#### The data
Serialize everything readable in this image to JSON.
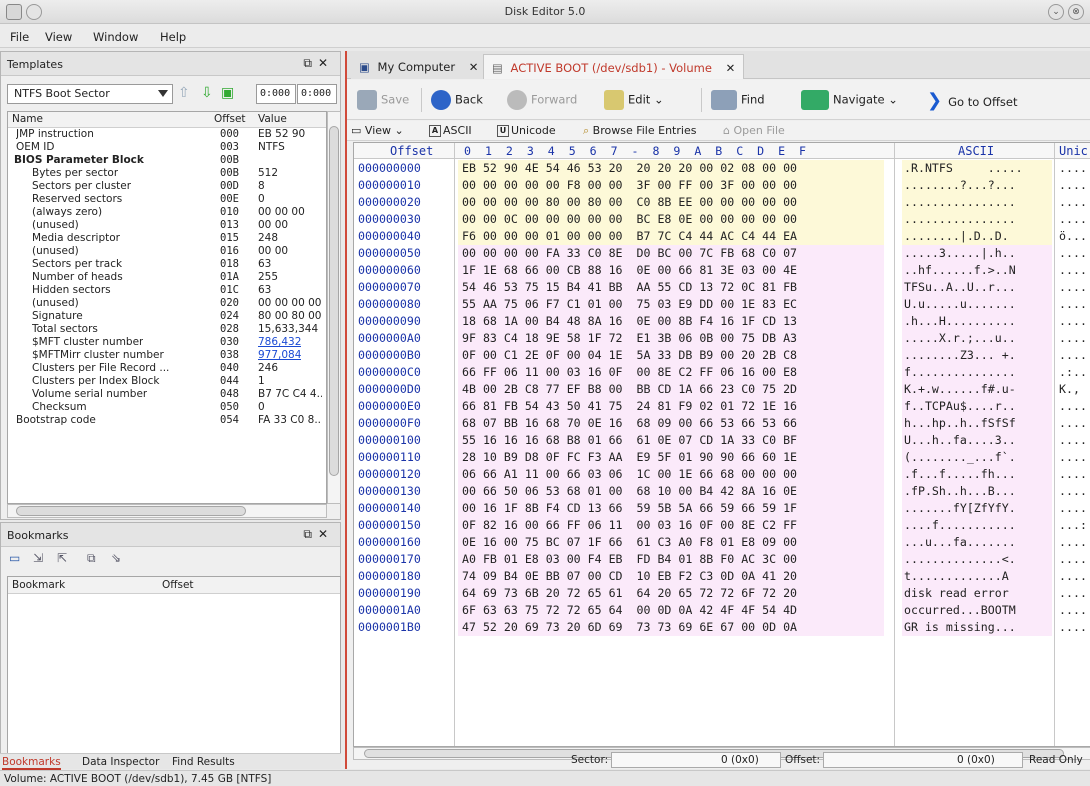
{
  "window": {
    "title": "Disk Editor 5.0"
  },
  "menu": [
    "File",
    "View",
    "Window",
    "Help"
  ],
  "templates": {
    "panel_title": "Templates",
    "selected_template": "NTFS Boot Sector",
    "range_start": "0:000",
    "range_end": "0:000",
    "columns": [
      "Name",
      "Offset",
      "Value"
    ],
    "rows": [
      {
        "name": "JMP instruction",
        "offset": "000",
        "value": "EB 52 90",
        "level": 1
      },
      {
        "name": "OEM ID",
        "offset": "003",
        "value": "NTFS",
        "level": 1
      },
      {
        "name": "BIOS Parameter Block",
        "offset": "00B",
        "value": "",
        "level": 0,
        "bold": true
      },
      {
        "name": "Bytes per sector",
        "offset": "00B",
        "value": "512",
        "level": 2
      },
      {
        "name": "Sectors per cluster",
        "offset": "00D",
        "value": "8",
        "level": 2
      },
      {
        "name": "Reserved sectors",
        "offset": "00E",
        "value": "0",
        "level": 2
      },
      {
        "name": "(always zero)",
        "offset": "010",
        "value": "00 00 00",
        "level": 2
      },
      {
        "name": "(unused)",
        "offset": "013",
        "value": "00 00",
        "level": 2
      },
      {
        "name": "Media descriptor",
        "offset": "015",
        "value": "248",
        "level": 2
      },
      {
        "name": "(unused)",
        "offset": "016",
        "value": "00 00",
        "level": 2
      },
      {
        "name": "Sectors per track",
        "offset": "018",
        "value": "63",
        "level": 2
      },
      {
        "name": "Number of heads",
        "offset": "01A",
        "value": "255",
        "level": 2
      },
      {
        "name": "Hidden sectors",
        "offset": "01C",
        "value": "63",
        "level": 2
      },
      {
        "name": "(unused)",
        "offset": "020",
        "value": "00 00 00 00",
        "level": 2
      },
      {
        "name": "Signature",
        "offset": "024",
        "value": "80 00 80 00",
        "level": 2
      },
      {
        "name": "Total sectors",
        "offset": "028",
        "value": "15,633,344",
        "level": 2
      },
      {
        "name": "$MFT cluster number",
        "offset": "030",
        "value": "786,432",
        "level": 2,
        "link": true
      },
      {
        "name": "$MFTMirr cluster number",
        "offset": "038",
        "value": "977,084",
        "level": 2,
        "link": true
      },
      {
        "name": "Clusters per File Record ...",
        "offset": "040",
        "value": "246",
        "level": 2
      },
      {
        "name": "Clusters per Index Block",
        "offset": "044",
        "value": "1",
        "level": 2
      },
      {
        "name": "Volume serial number",
        "offset": "048",
        "value": "B7 7C C4 4...",
        "level": 2
      },
      {
        "name": "Checksum",
        "offset": "050",
        "value": "0",
        "level": 2
      },
      {
        "name": "Bootstrap code",
        "offset": "054",
        "value": "FA 33 C0 8...",
        "level": 1
      }
    ]
  },
  "bookmarks": {
    "panel_title": "Bookmarks",
    "columns": [
      "Bookmark",
      "Offset"
    ]
  },
  "left_tabs": [
    "Bookmarks",
    "Data Inspector",
    "Find Results"
  ],
  "status": "Volume: ACTIVE BOOT (/dev/sdb1), 7.45 GB [NTFS]",
  "doc_tabs": [
    {
      "label": "My Computer",
      "active": false
    },
    {
      "label": "ACTIVE BOOT (/dev/sdb1) - Volume",
      "active": true
    }
  ],
  "toolbar": {
    "save": "Save",
    "back": "Back",
    "forward": "Forward",
    "edit": "Edit",
    "find": "Find",
    "navigate": "Navigate",
    "goto": "Go to Offset"
  },
  "toolbar2": {
    "view": "View",
    "ascii": "ASCII",
    "unicode": "Unicode",
    "browse": "Browse File Entries",
    "open": "Open File"
  },
  "hex": {
    "header_offset": "Offset",
    "header_cols": [
      "0",
      "1",
      "2",
      "3",
      "4",
      "5",
      "6",
      "7",
      "-",
      "8",
      "9",
      "A",
      "B",
      "C",
      "D",
      "E",
      "F"
    ],
    "header_ascii": "ASCII",
    "header_unicode": "Unic",
    "rows": [
      {
        "off": "000000000",
        "bytes": "EB 52 90 4E 54 46 53 20  20 20 20 00 02 08 00 00",
        "ascii": ".R.NTFS     .....",
        "uni": "...."
      },
      {
        "off": "000000010",
        "bytes": "00 00 00 00 00 F8 00 00  3F 00 FF 00 3F 00 00 00",
        "ascii": "........?...?...",
        "uni": "...."
      },
      {
        "off": "000000020",
        "bytes": "00 00 00 00 80 00 80 00  C0 8B EE 00 00 00 00 00",
        "ascii": "................",
        "uni": "...."
      },
      {
        "off": "000000030",
        "bytes": "00 00 0C 00 00 00 00 00  BC E8 0E 00 00 00 00 00",
        "ascii": "................",
        "uni": "...."
      },
      {
        "off": "000000040",
        "bytes": "F6 00 00 00 01 00 00 00  B7 7C C4 44 AC C4 44 EA",
        "ascii": "........|.D..D.",
        "uni": "ö..."
      },
      {
        "off": "000000050",
        "bytes": "00 00 00 00 FA 33 C0 8E  D0 BC 00 7C FB 68 C0 07",
        "ascii": ".....3.....|.h..",
        "uni": "...."
      },
      {
        "off": "000000060",
        "bytes": "1F 1E 68 66 00 CB 88 16  0E 00 66 81 3E 03 00 4E",
        "ascii": "..hf......f.>..N",
        "uni": "...."
      },
      {
        "off": "000000070",
        "bytes": "54 46 53 75 15 B4 41 BB  AA 55 CD 13 72 0C 81 FB",
        "ascii": "TFSu..A..U..r...",
        "uni": "...."
      },
      {
        "off": "000000080",
        "bytes": "55 AA 75 06 F7 C1 01 00  75 03 E9 DD 00 1E 83 EC",
        "ascii": "U.u.....u.......",
        "uni": "...."
      },
      {
        "off": "000000090",
        "bytes": "18 68 1A 00 B4 48 8A 16  0E 00 8B F4 16 1F CD 13",
        "ascii": ".h...H..........",
        "uni": "...."
      },
      {
        "off": "0000000A0",
        "bytes": "9F 83 C4 18 9E 58 1F 72  E1 3B 06 0B 00 75 DB A3",
        "ascii": ".....X.r.;...u..",
        "uni": "...."
      },
      {
        "off": "0000000B0",
        "bytes": "0F 00 C1 2E 0F 00 04 1E  5A 33 DB B9 00 20 2B C8",
        "ascii": "........Z3... +.",
        "uni": "...."
      },
      {
        "off": "0000000C0",
        "bytes": "66 FF 06 11 00 03 16 0F  00 8E C2 FF 06 16 00 E8",
        "ascii": "f...............",
        "uni": ".:.."
      },
      {
        "off": "0000000D0",
        "bytes": "4B 00 2B C8 77 EF B8 00  BB CD 1A 66 23 C0 75 2D",
        "ascii": "K.+.w......f#.u-",
        "uni": "K.,"
      },
      {
        "off": "0000000E0",
        "bytes": "66 81 FB 54 43 50 41 75  24 81 F9 02 01 72 1E 16",
        "ascii": "f..TCPAu$....r..",
        "uni": "...."
      },
      {
        "off": "0000000F0",
        "bytes": "68 07 BB 16 68 70 0E 16  68 09 00 66 53 66 53 66",
        "ascii": "h...hp..h..fSfSf",
        "uni": "...."
      },
      {
        "off": "000000100",
        "bytes": "55 16 16 16 68 B8 01 66  61 0E 07 CD 1A 33 C0 BF",
        "ascii": "U...h..fa....3..",
        "uni": "...."
      },
      {
        "off": "000000110",
        "bytes": "28 10 B9 D8 0F FC F3 AA  E9 5F 01 90 90 66 60 1E",
        "ascii": "(........_...f`.",
        "uni": "...."
      },
      {
        "off": "000000120",
        "bytes": "06 66 A1 11 00 66 03 06  1C 00 1E 66 68 00 00 00",
        "ascii": ".f...f.....fh...",
        "uni": "...."
      },
      {
        "off": "000000130",
        "bytes": "00 66 50 06 53 68 01 00  68 10 00 B4 42 8A 16 0E",
        "ascii": ".fP.Sh..h...B...",
        "uni": "...."
      },
      {
        "off": "000000140",
        "bytes": "00 16 1F 8B F4 CD 13 66  59 5B 5A 66 59 66 59 1F",
        "ascii": ".......fY[ZfYfY.",
        "uni": "...."
      },
      {
        "off": "000000150",
        "bytes": "0F 82 16 00 66 FF 06 11  00 03 16 0F 00 8E C2 FF",
        "ascii": "....f...........",
        "uni": "...:"
      },
      {
        "off": "000000160",
        "bytes": "0E 16 00 75 BC 07 1F 66  61 C3 A0 F8 01 E8 09 00",
        "ascii": "...u...fa.......",
        "uni": "...."
      },
      {
        "off": "000000170",
        "bytes": "A0 FB 01 E8 03 00 F4 EB  FD B4 01 8B F0 AC 3C 00",
        "ascii": "..............<.",
        "uni": "...."
      },
      {
        "off": "000000180",
        "bytes": "74 09 B4 0E BB 07 00 CD  10 EB F2 C3 0D 0A 41 20",
        "ascii": "t.............A ",
        "uni": "...."
      },
      {
        "off": "000000190",
        "bytes": "64 69 73 6B 20 72 65 61  64 20 65 72 72 6F 72 20",
        "ascii": "disk read error ",
        "uni": "...."
      },
      {
        "off": "0000001A0",
        "bytes": "6F 63 63 75 72 72 65 64  00 0D 0A 42 4F 4F 54 4D",
        "ascii": "occurred...BOOTM",
        "uni": "...."
      },
      {
        "off": "0000001B0",
        "bytes": "47 52 20 69 73 20 6D 69  73 73 69 6E 67 00 0D 0A",
        "ascii": "GR is missing...",
        "uni": "...."
      }
    ]
  },
  "sector_bar": {
    "sector_label": "Sector:",
    "sector_value": "0 (0x0)",
    "offset_label": "Offset:",
    "offset_value": "0 (0x0)",
    "mode": "Read Only"
  },
  "colors": {
    "accent": "#d04a3a",
    "offset_blue": "#1a33a8",
    "zone_yellow": "#fdf9d8",
    "zone_pink": "#fbeafa"
  }
}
########
What you need to do:
From the entries above, copy each line holding "File".

Reply to the task:
    "File",
        "name": "Clusters per File Record ...",
    "browse": "Browse File Entries",
    "open": "Open File"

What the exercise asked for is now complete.